▼
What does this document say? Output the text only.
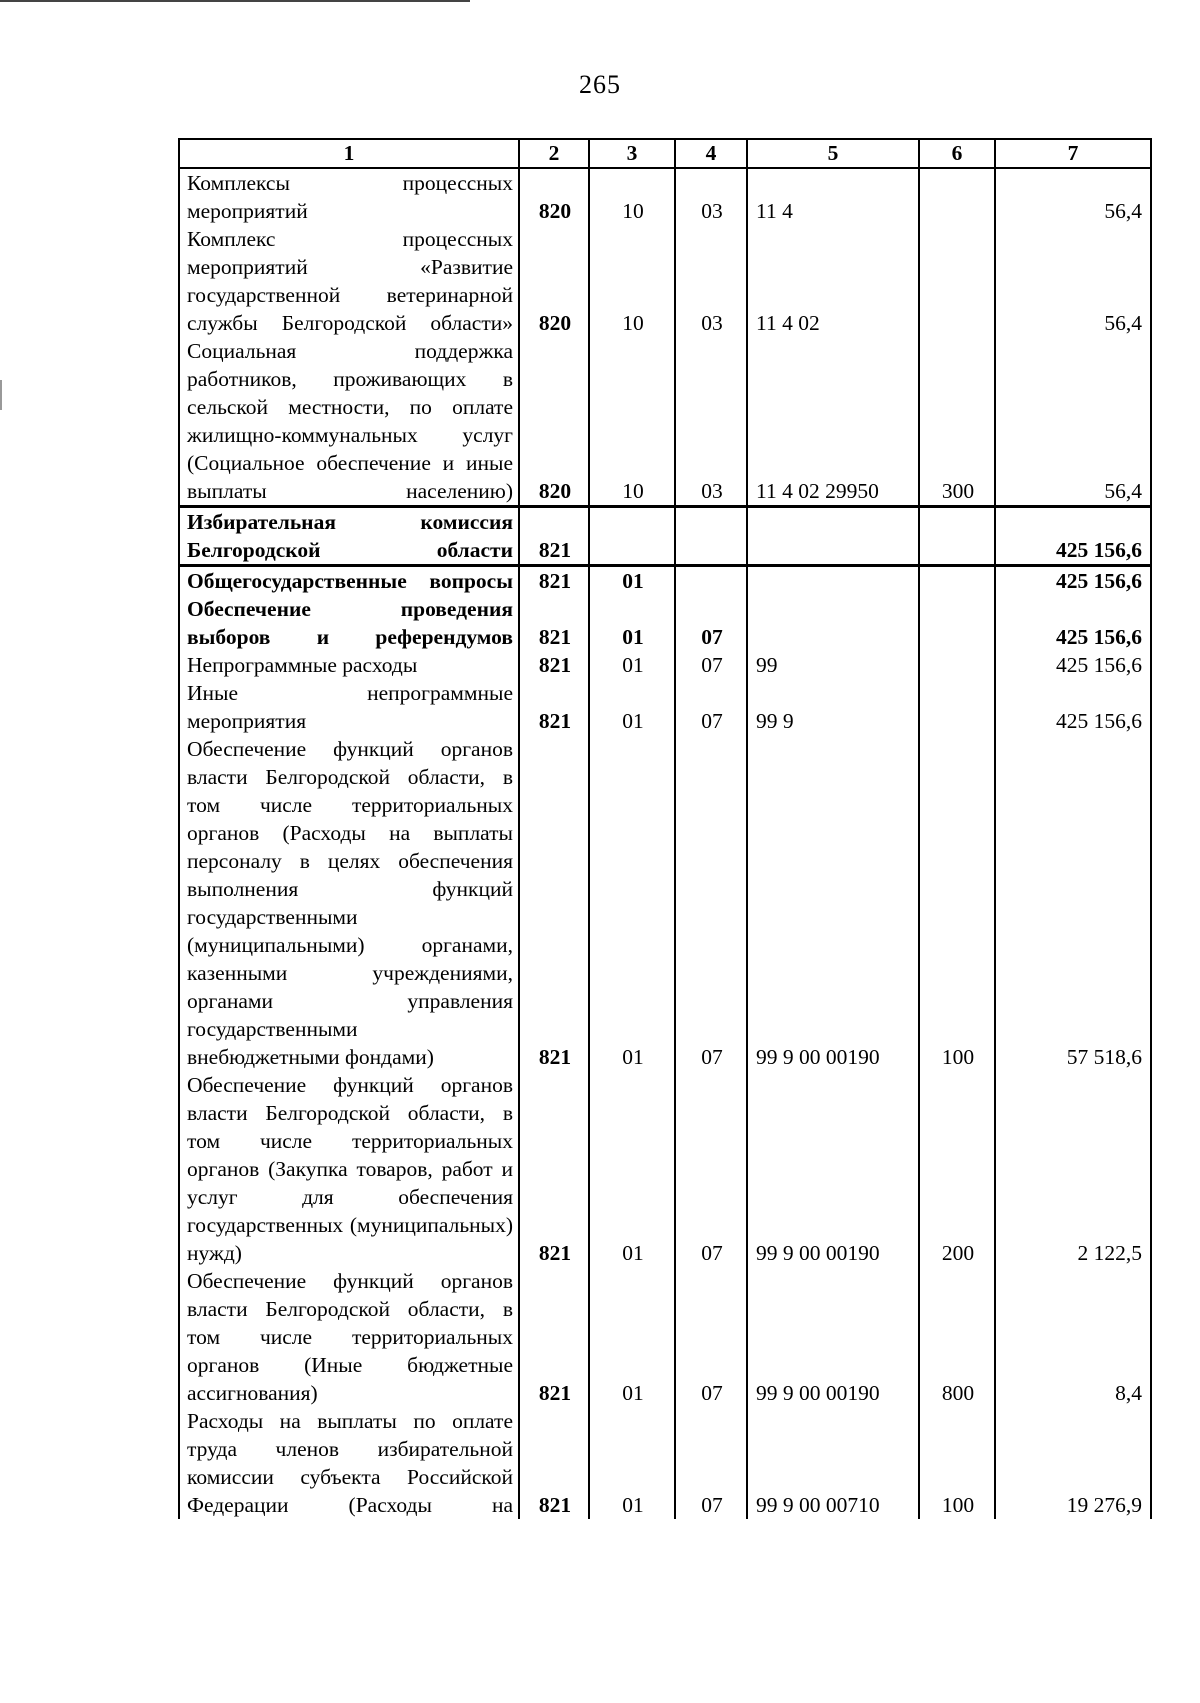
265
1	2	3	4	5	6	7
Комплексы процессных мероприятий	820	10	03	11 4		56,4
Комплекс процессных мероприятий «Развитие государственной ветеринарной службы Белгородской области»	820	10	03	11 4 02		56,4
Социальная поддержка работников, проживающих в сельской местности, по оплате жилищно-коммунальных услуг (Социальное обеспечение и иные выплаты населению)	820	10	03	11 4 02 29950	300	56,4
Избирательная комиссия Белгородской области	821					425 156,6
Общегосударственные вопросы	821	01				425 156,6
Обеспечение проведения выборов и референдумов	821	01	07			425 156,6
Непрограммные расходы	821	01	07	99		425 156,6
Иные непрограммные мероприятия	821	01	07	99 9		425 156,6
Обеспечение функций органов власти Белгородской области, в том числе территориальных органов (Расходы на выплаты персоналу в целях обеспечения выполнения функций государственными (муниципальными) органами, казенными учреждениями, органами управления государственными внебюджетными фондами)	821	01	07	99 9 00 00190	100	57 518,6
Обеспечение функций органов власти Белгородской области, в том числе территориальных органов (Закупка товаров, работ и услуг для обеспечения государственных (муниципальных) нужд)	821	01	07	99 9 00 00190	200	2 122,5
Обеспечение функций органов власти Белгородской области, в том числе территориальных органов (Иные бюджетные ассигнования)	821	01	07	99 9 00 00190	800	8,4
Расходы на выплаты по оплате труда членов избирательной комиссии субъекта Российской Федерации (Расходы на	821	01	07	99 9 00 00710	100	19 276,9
▲
In the records above, find each line with the word "услуг" and copy it.

# Result for this task:
Социальная поддержка работников, проживающих в сельской местности, по оплате жилищно-коммунальных услуг (Социальное обеспечение и иные выплаты населению)	820	10	03	11 4 02 29950	300	56,4
Обеспечение функций органов власти Белгородской области, в том числе территориальных органов (Закупка товаров, работ и услуг для обеспечения государственных (муниципальных) нужд)	821	01	07	99 9 00 00190	200	2 122,5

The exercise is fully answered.